ITEMS =
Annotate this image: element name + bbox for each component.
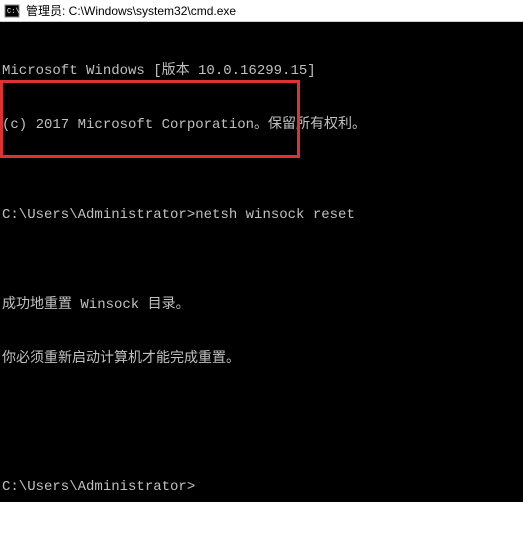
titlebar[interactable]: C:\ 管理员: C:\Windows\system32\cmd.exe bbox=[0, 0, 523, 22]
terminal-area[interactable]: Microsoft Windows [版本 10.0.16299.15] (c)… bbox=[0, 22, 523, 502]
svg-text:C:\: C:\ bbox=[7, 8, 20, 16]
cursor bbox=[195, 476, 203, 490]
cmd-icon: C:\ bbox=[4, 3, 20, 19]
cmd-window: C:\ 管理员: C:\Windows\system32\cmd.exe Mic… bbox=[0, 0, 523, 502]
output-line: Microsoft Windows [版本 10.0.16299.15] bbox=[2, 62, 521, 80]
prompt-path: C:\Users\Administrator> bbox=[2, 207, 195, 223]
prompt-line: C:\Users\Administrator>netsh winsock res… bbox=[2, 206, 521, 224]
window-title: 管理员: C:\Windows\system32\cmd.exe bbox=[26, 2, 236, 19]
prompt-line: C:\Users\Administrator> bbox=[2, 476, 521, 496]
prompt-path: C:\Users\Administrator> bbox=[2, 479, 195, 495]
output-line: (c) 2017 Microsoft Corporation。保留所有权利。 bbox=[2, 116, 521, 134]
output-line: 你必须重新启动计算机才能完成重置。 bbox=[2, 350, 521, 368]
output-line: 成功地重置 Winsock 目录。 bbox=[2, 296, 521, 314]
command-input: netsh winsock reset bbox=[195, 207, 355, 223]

EXERCISE DETAILS =
Recast the entries above as a single numbered list, one line per item, leaving out blank lines and the pictures.

ANSWER TO THE TASK =
1. Annotate this image: element name + bbox for each component.
2. titlebar[interactable]: C:\ 管理员: C:\Windows\system32\cmd.exe bbox=[0, 0, 523, 22]
3. terminal-area[interactable]: Microsoft Windows [版本 10.0.16299.15] (c)… bbox=[0, 22, 523, 502]
4. svg-text:C:\: C:\ bbox=[7, 8, 20, 16]
5. cursor bbox=[195, 476, 203, 490]
6. cmd-icon: C:\ bbox=[4, 3, 20, 19]
7. cmd-window: C:\ 管理员: C:\Windows\system32\cmd.exe Mic… bbox=[0, 0, 523, 502]
8. output-line: Microsoft Windows [版本 10.0.16299.15] bbox=[2, 62, 521, 80]
9. prompt-path: C:\Users\Administrator> bbox=[2, 207, 195, 223]
10. prompt-line: C:\Users\Administrator>netsh winsock res… bbox=[2, 206, 521, 224]
11. window-title: 管理员: C:\Windows\system32\cmd.exe bbox=[26, 2, 236, 19]
12. prompt-line: C:\Users\Administrator> bbox=[2, 476, 521, 496]
13. prompt-path: C:\Users\Administrator> bbox=[2, 479, 195, 495]
14. output-line: (c) 2017 Microsoft Corporation。保留所有权利。 bbox=[2, 116, 521, 134]
15. output-line: 你必须重新启动计算机才能完成重置。 bbox=[2, 350, 521, 368]
16. output-line: 成功地重置 Winsock 目录。 bbox=[2, 296, 521, 314]
17. command-input: netsh winsock reset bbox=[195, 207, 355, 223]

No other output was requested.